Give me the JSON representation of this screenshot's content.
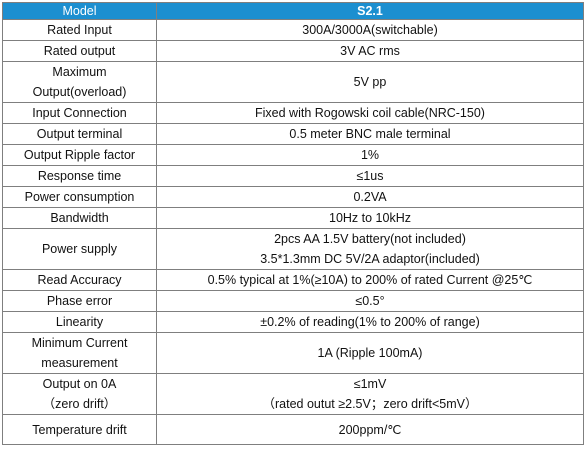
{
  "header": {
    "label": "Model",
    "value": "S2.1"
  },
  "colors": {
    "header_bg": "#1c8fd0",
    "header_text": "#ffffff",
    "border": "#7f7f7f"
  },
  "rows": [
    {
      "label": [
        "Rated Input"
      ],
      "value": [
        "300A/3000A(switchable)"
      ]
    },
    {
      "label": [
        "Rated output"
      ],
      "value": [
        "3V AC rms"
      ]
    },
    {
      "label": [
        "Maximum",
        "Output(overload)"
      ],
      "value": [
        "5V pp"
      ]
    },
    {
      "label": [
        "Input Connection"
      ],
      "value": [
        "Fixed with Rogowski coil cable(NRC-150)"
      ]
    },
    {
      "label": [
        "Output terminal"
      ],
      "value": [
        "0.5 meter BNC male terminal"
      ]
    },
    {
      "label": [
        "Output Ripple factor"
      ],
      "value": [
        "1%"
      ]
    },
    {
      "label": [
        "Response time"
      ],
      "value": [
        "≤1us"
      ]
    },
    {
      "label": [
        "Power consumption"
      ],
      "value": [
        "0.2VA"
      ]
    },
    {
      "label": [
        "Bandwidth"
      ],
      "value": [
        "10Hz to 10kHz"
      ]
    },
    {
      "label": [
        "Power supply"
      ],
      "value": [
        "2pcs AA 1.5V battery(not included)",
        "3.5*1.3mm DC 5V/2A adaptor(included)"
      ]
    },
    {
      "label": [
        "Read Accuracy"
      ],
      "value": [
        "0.5% typical at 1%(≥10A) to 200% of rated Current @25℃"
      ]
    },
    {
      "label": [
        "Phase error"
      ],
      "value": [
        "≤0.5°"
      ]
    },
    {
      "label": [
        "Linearity"
      ],
      "value": [
        "±0.2% of reading(1% to 200% of range)"
      ]
    },
    {
      "label": [
        "Minimum Current",
        "measurement"
      ],
      "value": [
        "1A (Ripple 100mA)"
      ]
    },
    {
      "label": [
        "Output on 0A",
        "（zero drift）"
      ],
      "value": [
        "≤1mV",
        "（rated outut ≥2.5V；zero drift<5mV）"
      ]
    },
    {
      "label": [
        "Temperature drift"
      ],
      "value": [
        "200ppm/℃"
      ]
    }
  ]
}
********
**WHAT YOU HAVE TO DO:** Your task is to reproduce all of the material exactly. The pictures stay out.

**THE RESPONSE:**
Give me the JSON representation of this screenshot's content.
{
  "header": {
    "label": "Model",
    "value": "S2.1"
  },
  "colors": {
    "header_bg": "#1c8fd0",
    "header_text": "#ffffff",
    "border": "#7f7f7f"
  },
  "rows": [
    {
      "label": [
        "Rated Input"
      ],
      "value": [
        "300A/3000A(switchable)"
      ]
    },
    {
      "label": [
        "Rated output"
      ],
      "value": [
        "3V AC rms"
      ]
    },
    {
      "label": [
        "Maximum",
        "Output(overload)"
      ],
      "value": [
        "5V pp"
      ]
    },
    {
      "label": [
        "Input Connection"
      ],
      "value": [
        "Fixed with Rogowski coil cable(NRC-150)"
      ]
    },
    {
      "label": [
        "Output terminal"
      ],
      "value": [
        "0.5 meter BNC male terminal"
      ]
    },
    {
      "label": [
        "Output Ripple factor"
      ],
      "value": [
        "1%"
      ]
    },
    {
      "label": [
        "Response time"
      ],
      "value": [
        "≤1us"
      ]
    },
    {
      "label": [
        "Power consumption"
      ],
      "value": [
        "0.2VA"
      ]
    },
    {
      "label": [
        "Bandwidth"
      ],
      "value": [
        "10Hz to 10kHz"
      ]
    },
    {
      "label": [
        "Power supply"
      ],
      "value": [
        "2pcs AA 1.5V battery(not included)",
        "3.5*1.3mm DC 5V/2A adaptor(included)"
      ]
    },
    {
      "label": [
        "Read Accuracy"
      ],
      "value": [
        "0.5% typical at 1%(≥10A) to 200% of rated Current @25℃"
      ]
    },
    {
      "label": [
        "Phase error"
      ],
      "value": [
        "≤0.5°"
      ]
    },
    {
      "label": [
        "Linearity"
      ],
      "value": [
        "±0.2% of reading(1% to 200% of range)"
      ]
    },
    {
      "label": [
        "Minimum Current",
        "measurement"
      ],
      "value": [
        "1A (Ripple 100mA)"
      ]
    },
    {
      "label": [
        "Output on 0A",
        "（zero drift）"
      ],
      "value": [
        "≤1mV",
        "（rated outut ≥2.5V；zero drift<5mV）"
      ]
    },
    {
      "label": [
        "Temperature drift"
      ],
      "value": [
        "200ppm/℃"
      ]
    }
  ]
}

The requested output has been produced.